Your copy should be exact, beginning at the line containing "Decode this image" and ending at the line containing "Parse this screenshot: output", with both lines kept and every picture dropped.

==*==

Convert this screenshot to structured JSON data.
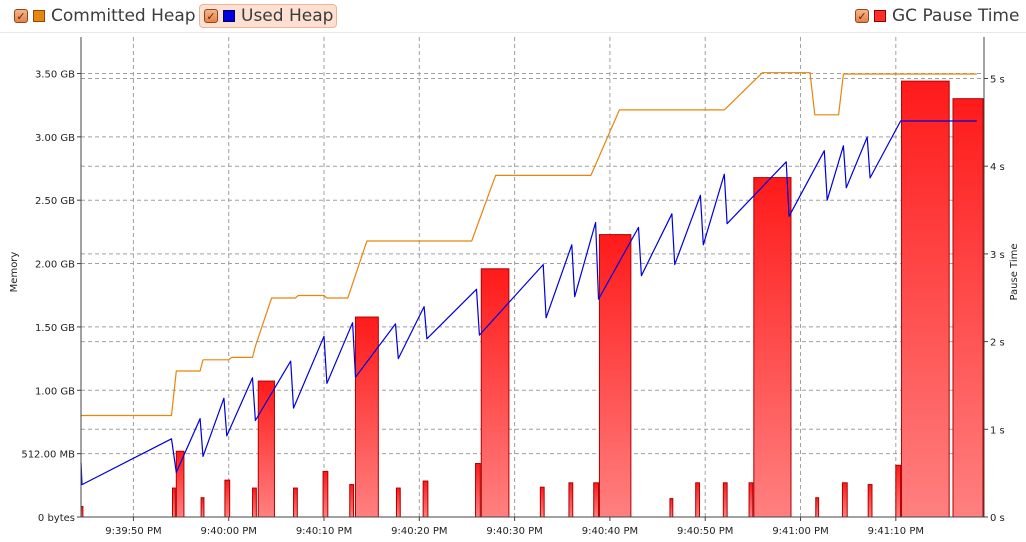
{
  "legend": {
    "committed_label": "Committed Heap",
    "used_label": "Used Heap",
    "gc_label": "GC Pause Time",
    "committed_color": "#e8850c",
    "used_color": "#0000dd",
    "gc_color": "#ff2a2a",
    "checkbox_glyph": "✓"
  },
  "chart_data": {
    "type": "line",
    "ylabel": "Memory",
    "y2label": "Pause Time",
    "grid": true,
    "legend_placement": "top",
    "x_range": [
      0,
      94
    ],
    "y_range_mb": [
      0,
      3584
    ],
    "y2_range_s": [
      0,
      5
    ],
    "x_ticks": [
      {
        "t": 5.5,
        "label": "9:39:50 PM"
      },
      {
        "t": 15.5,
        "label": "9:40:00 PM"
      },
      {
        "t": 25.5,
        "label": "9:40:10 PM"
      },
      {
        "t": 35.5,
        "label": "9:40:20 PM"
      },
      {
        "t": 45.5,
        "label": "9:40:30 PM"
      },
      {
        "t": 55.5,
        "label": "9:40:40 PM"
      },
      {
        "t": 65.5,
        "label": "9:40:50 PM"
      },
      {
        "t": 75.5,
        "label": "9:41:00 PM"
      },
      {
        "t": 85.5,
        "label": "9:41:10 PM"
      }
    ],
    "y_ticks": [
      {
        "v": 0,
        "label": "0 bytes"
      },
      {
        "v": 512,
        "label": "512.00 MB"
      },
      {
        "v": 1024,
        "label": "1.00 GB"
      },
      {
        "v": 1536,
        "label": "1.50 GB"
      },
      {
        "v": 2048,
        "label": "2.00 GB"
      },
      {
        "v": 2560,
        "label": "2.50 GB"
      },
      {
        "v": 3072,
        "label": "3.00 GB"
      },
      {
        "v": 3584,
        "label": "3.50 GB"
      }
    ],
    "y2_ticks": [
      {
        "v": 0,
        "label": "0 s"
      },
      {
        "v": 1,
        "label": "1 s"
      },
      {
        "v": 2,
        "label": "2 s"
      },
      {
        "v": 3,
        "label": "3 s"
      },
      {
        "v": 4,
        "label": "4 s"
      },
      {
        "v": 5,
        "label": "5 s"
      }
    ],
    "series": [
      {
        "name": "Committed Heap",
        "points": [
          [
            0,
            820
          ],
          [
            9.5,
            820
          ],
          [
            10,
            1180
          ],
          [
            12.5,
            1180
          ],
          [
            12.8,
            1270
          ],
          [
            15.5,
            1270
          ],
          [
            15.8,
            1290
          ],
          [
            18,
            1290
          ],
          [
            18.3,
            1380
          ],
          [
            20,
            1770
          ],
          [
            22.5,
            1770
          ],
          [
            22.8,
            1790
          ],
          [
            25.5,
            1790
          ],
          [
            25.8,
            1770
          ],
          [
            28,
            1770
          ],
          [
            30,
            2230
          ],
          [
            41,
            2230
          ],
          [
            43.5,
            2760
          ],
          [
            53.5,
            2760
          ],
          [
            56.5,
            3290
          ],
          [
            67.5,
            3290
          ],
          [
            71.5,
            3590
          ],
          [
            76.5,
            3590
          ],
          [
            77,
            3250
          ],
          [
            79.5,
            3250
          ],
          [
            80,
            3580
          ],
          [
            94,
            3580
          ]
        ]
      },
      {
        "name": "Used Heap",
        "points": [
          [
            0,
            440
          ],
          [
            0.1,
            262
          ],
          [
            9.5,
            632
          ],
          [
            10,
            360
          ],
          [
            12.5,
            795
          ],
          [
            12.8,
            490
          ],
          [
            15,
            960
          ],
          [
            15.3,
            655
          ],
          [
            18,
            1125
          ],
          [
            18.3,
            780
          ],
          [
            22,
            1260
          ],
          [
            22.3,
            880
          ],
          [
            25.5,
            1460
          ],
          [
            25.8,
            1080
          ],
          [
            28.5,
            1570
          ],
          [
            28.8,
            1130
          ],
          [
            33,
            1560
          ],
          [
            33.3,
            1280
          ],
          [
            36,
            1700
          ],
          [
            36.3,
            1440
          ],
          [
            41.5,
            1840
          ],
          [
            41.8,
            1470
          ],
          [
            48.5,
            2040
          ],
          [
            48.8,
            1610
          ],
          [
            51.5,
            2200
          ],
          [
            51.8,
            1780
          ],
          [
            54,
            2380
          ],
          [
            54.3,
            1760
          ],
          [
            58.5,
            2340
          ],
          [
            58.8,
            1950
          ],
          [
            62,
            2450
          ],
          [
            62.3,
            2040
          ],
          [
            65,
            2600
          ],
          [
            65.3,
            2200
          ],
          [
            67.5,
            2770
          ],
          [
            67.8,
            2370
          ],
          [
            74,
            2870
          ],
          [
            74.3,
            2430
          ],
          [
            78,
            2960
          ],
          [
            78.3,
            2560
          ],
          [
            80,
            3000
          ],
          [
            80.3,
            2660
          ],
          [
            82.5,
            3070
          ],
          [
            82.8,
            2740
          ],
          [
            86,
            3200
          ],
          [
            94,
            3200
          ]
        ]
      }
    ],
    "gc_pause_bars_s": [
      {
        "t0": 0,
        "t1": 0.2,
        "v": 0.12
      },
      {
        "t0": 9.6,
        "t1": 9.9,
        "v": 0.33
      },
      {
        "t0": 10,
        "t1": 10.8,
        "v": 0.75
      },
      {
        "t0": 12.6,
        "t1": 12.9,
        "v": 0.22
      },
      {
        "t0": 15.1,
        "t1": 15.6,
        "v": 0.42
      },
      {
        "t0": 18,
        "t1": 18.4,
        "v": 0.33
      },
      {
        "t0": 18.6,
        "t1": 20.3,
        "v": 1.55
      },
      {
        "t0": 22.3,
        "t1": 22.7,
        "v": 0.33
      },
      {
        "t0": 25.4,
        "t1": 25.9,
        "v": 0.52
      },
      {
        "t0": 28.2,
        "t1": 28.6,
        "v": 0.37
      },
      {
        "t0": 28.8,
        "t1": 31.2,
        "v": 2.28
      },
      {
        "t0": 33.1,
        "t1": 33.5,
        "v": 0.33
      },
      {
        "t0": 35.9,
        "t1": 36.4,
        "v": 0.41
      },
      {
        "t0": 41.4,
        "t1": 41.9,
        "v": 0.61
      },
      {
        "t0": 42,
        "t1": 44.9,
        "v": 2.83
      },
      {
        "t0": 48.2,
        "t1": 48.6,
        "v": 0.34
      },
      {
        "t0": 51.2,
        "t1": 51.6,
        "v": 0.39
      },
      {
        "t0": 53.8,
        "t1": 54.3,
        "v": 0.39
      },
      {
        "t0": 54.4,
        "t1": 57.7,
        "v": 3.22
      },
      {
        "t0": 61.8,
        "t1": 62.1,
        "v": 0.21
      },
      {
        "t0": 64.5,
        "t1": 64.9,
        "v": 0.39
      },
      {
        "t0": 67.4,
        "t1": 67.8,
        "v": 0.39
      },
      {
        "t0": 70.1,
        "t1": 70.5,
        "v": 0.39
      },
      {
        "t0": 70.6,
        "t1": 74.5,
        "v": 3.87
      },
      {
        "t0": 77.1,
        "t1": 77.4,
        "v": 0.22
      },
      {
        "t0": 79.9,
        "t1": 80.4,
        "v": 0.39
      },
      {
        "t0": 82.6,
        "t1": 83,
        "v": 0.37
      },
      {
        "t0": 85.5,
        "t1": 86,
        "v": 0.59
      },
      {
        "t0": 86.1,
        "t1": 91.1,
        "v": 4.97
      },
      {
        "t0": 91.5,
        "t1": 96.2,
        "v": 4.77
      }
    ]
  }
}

==*==

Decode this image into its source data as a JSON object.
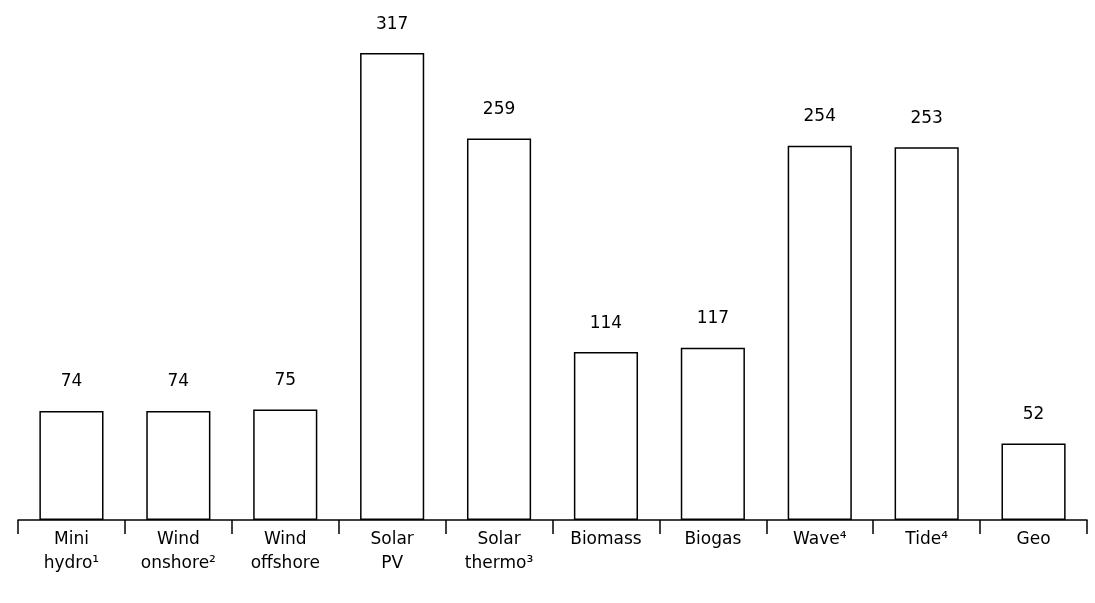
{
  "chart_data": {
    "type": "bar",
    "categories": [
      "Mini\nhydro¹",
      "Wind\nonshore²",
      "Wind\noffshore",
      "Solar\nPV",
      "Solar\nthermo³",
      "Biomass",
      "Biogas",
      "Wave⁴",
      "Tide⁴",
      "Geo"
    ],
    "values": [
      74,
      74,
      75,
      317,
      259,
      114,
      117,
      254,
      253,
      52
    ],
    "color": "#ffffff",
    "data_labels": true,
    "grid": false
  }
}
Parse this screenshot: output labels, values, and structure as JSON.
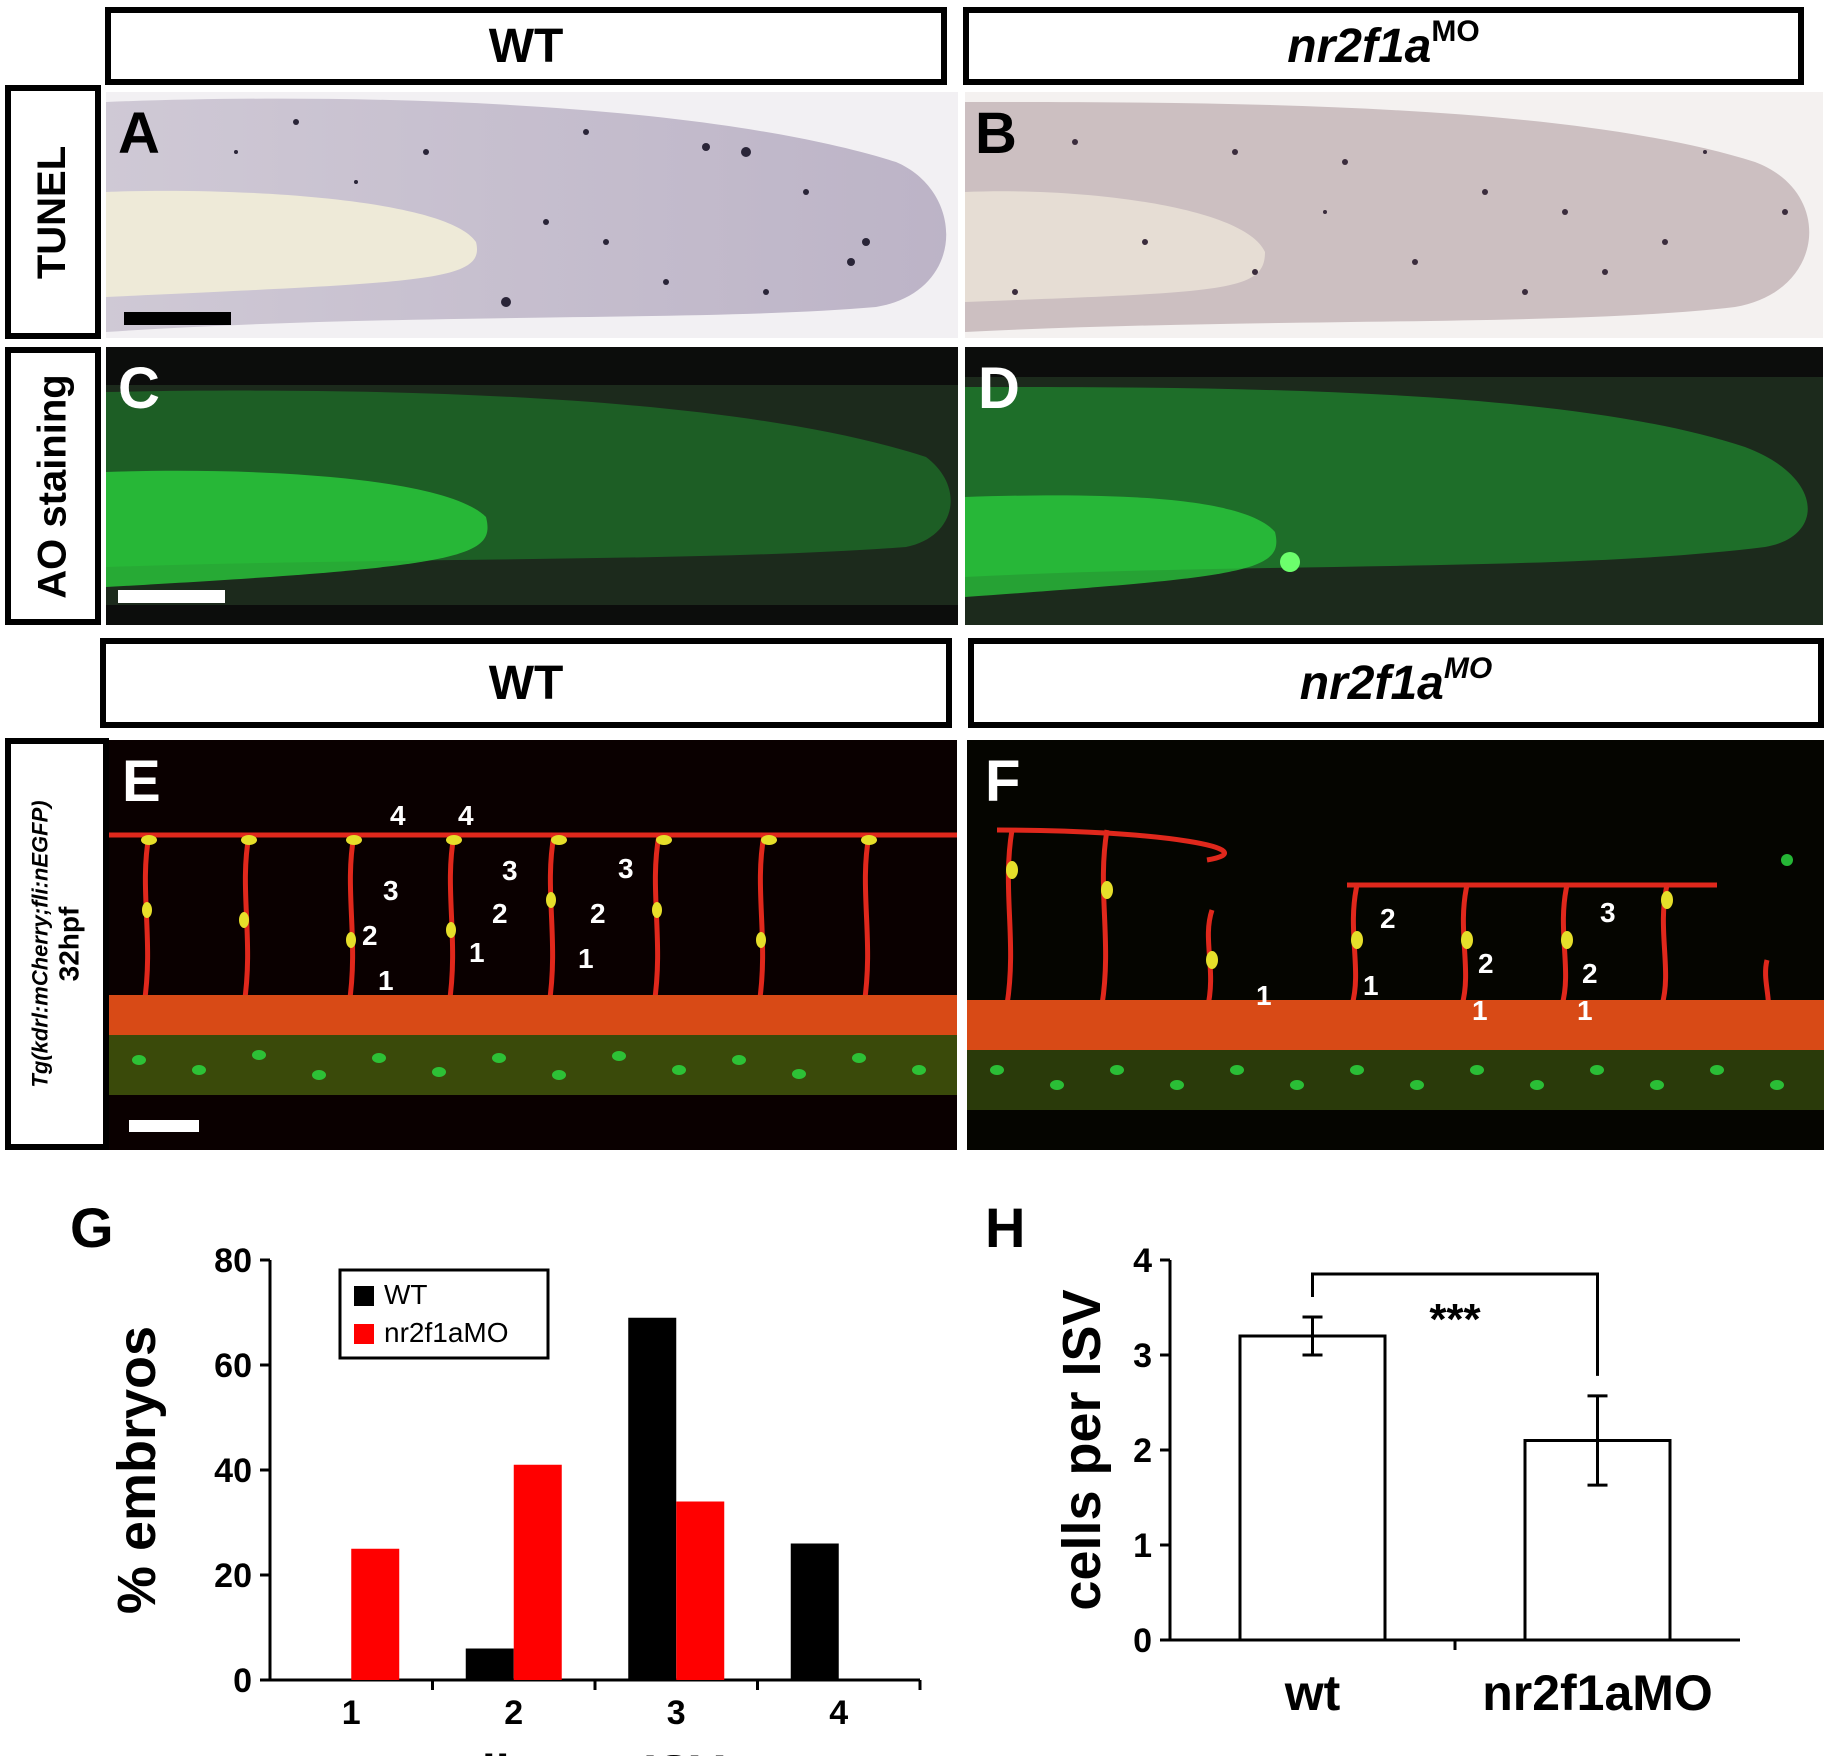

==*==

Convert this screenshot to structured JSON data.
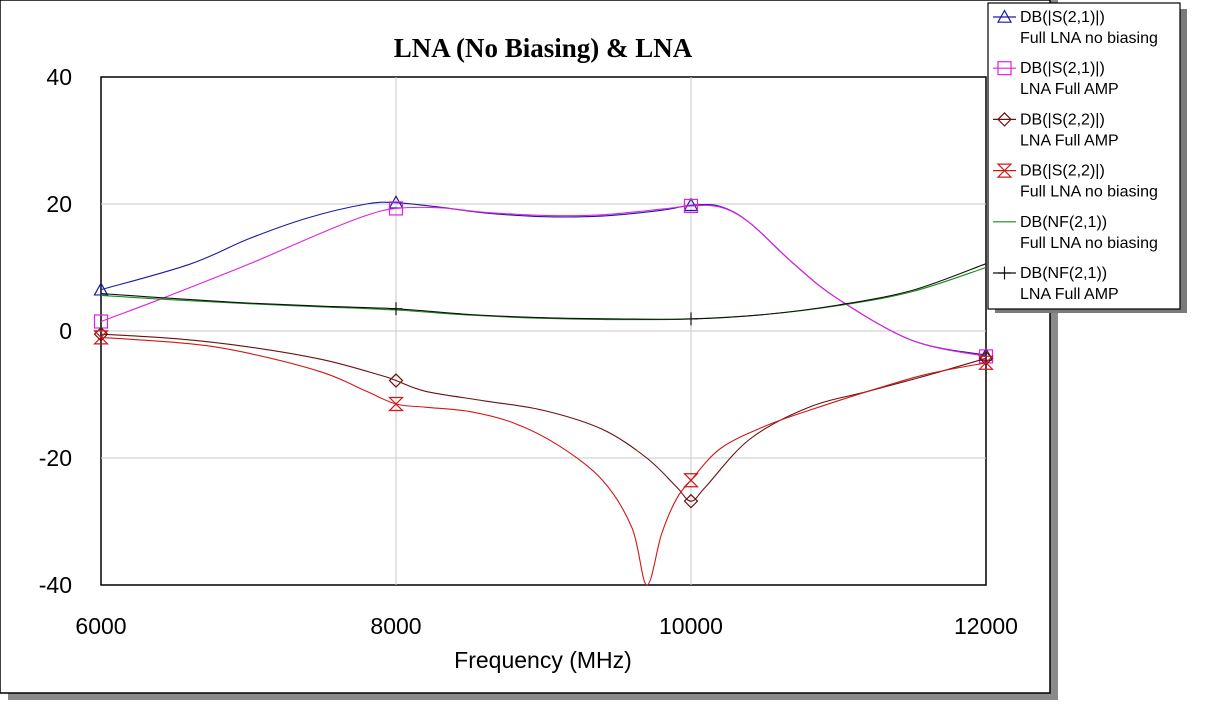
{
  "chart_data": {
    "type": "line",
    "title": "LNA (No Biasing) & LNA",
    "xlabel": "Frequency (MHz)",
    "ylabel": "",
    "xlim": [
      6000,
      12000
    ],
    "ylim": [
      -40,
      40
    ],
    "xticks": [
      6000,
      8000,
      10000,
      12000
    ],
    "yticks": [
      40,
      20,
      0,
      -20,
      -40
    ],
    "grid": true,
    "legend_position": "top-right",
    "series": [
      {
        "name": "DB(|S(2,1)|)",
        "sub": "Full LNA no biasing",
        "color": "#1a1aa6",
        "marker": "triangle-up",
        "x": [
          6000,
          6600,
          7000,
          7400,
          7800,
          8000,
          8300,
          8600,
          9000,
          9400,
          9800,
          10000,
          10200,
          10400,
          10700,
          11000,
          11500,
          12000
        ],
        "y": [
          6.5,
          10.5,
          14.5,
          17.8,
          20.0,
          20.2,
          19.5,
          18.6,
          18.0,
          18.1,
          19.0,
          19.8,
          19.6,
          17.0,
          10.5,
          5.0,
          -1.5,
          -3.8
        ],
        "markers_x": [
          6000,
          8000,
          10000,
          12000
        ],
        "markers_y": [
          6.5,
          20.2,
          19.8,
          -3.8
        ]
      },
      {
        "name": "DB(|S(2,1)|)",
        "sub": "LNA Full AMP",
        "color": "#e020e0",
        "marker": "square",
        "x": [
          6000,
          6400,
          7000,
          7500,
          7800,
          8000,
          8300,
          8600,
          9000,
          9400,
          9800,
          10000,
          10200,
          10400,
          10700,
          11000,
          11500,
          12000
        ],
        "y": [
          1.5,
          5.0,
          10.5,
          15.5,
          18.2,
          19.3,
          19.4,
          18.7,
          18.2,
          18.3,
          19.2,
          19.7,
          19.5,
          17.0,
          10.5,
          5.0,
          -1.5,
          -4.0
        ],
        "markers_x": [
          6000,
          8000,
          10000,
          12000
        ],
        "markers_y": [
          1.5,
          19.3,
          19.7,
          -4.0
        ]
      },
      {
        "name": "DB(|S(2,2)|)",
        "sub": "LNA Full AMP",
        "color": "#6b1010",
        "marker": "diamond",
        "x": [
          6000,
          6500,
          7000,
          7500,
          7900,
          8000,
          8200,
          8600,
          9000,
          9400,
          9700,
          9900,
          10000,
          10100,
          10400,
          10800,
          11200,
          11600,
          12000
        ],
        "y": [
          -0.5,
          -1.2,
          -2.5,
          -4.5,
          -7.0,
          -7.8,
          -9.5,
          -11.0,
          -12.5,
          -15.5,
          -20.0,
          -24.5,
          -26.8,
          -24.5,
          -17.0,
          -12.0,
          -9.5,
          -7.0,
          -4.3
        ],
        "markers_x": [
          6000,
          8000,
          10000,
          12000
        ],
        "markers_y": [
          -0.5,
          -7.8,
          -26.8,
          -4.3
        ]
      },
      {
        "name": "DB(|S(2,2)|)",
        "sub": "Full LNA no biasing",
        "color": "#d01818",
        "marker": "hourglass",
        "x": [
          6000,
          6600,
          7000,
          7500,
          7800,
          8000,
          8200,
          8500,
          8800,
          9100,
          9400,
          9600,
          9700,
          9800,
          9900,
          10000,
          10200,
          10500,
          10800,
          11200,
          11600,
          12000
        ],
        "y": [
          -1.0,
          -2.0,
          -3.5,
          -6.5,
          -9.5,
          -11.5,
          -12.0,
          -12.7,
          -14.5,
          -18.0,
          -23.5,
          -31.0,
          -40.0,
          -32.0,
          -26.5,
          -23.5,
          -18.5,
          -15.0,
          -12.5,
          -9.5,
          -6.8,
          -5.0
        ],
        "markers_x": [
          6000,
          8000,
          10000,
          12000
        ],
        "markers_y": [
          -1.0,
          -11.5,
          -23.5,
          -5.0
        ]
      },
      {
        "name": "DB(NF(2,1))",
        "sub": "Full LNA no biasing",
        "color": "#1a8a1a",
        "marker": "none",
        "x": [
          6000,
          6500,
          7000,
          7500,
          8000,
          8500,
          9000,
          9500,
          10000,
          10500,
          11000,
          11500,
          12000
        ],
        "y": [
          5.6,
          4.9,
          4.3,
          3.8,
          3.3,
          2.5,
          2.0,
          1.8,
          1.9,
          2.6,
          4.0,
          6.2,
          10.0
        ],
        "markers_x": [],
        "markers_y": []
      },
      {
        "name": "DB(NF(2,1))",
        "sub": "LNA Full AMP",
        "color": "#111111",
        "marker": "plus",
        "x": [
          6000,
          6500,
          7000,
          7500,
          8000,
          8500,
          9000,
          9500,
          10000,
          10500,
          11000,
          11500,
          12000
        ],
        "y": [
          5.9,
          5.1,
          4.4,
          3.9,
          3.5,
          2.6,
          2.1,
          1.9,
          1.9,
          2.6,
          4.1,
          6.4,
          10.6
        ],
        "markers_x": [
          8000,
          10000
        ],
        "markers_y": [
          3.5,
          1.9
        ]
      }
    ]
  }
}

==*==

▶ [Response to this task]
Decode this image into its source data as a JSON object.
{
  "chart_data": {
    "type": "bar",
    "categories": [
      "Mini\nhydro¹",
      "Wind\nonshore²",
      "Wind\noffshore",
      "Solar\nPV",
      "Solar\nthermo³",
      "Biomass",
      "Biogas",
      "Wave⁴",
      "Tide⁴",
      "Geo"
    ],
    "values": [
      74,
      74,
      75,
      317,
      259,
      114,
      117,
      254,
      253,
      52
    ],
    "color": "#ffffff",
    "data_labels": true,
    "grid": false
  }
}
Parse this screenshot: output labels, values, and structure as JSON.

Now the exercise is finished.